**** Stored data ****

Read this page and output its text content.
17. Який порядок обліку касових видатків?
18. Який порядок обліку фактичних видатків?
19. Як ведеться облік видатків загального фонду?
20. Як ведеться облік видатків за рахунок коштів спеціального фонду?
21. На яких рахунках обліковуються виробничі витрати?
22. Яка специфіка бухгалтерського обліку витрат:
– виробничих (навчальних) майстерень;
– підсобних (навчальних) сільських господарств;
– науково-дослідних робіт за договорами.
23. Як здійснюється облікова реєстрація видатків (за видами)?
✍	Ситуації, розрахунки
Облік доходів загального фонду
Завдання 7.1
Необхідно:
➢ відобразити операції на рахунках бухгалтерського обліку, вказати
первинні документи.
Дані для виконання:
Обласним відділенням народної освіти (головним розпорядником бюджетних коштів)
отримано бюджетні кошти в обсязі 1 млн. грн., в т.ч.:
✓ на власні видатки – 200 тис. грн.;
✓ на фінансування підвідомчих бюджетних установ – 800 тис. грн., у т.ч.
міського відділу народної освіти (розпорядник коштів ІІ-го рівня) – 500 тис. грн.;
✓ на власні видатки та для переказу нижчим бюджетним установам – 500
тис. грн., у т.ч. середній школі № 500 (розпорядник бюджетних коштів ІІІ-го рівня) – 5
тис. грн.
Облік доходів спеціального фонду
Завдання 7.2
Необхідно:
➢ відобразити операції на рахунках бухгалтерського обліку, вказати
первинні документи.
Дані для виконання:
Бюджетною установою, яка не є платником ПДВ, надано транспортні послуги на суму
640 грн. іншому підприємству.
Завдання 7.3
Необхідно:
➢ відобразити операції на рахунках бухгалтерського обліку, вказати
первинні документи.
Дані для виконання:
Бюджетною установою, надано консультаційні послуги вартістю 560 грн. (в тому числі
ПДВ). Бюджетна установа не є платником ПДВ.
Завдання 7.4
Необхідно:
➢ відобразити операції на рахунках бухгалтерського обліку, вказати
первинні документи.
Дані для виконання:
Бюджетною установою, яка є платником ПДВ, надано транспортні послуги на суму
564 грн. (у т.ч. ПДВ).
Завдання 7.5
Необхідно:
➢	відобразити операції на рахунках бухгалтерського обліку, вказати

****

(Problem to work on): Return each entry from the material above exactly as it appears.

(Written solution):
Read this page and output its text content.
17. Який порядок обліку касових видатків?
18. Який порядок обліку фактичних видатків?
19. Як ведеться облік видатків загального фонду?
20. Як ведеться облік видатків за рахунок коштів спеціального фонду?
21. На яких рахунках обліковуються виробничі витрати?
22. Яка специфіка бухгалтерського обліку витрат:
– виробничих (навчальних) майстерень;
– підсобних (навчальних) сільських господарств;
– науково-дослідних робіт за договорами.
23. Як здійснюється облікова реєстрація видатків (за видами)?
✍	Ситуації, розрахунки
Облік доходів загального фонду
Завдання 7.1
Необхідно:
➢ відобразити операції на рахунках бухгалтерського обліку, вказати
первинні документи.
Дані для виконання:
Обласним відділенням народної освіти (головним розпорядником бюджетних коштів)
отримано бюджетні кошти в обсязі 1 млн. грн., в т.ч.:
✓ на власні видатки – 200 тис. грн.;
✓ на фінансування підвідомчих бюджетних установ – 800 тис. грн., у т.ч.
міського відділу народної освіти (розпорядник коштів ІІ-го рівня) – 500 тис. грн.;
✓ на власні видатки та для переказу нижчим бюджетним установам – 500
тис. грн., у т.ч. середній школі № 500 (розпорядник бюджетних коштів ІІІ-го рівня) – 5
тис. грн.
Облік доходів спеціального фонду
Завдання 7.2
Необхідно:
➢ відобразити операції на рахунках бухгалтерського обліку, вказати
первинні документи.
Дані для виконання:
Бюджетною установою, яка не є платником ПДВ, надано транспортні послуги на суму
640 грн. іншому підприємству.
Завдання 7.3
Необхідно:
➢ відобразити операції на рахунках бухгалтерського обліку, вказати
первинні документи.
Дані для виконання:
Бюджетною установою, надано консультаційні послуги вартістю 560 грн. (в тому числі
ПДВ). Бюджетна установа не є платником ПДВ.
Завдання 7.4
Необхідно:
➢ відобразити операції на рахунках бухгалтерського обліку, вказати
первинні документи.
Дані для виконання:
Бюджетною установою, яка є платником ПДВ, надано транспортні послуги на суму
564 грн. (у т.ч. ПДВ).
Завдання 7.5
Необхідно:
➢	відобразити операції на рахунках бухгалтерського обліку, вказати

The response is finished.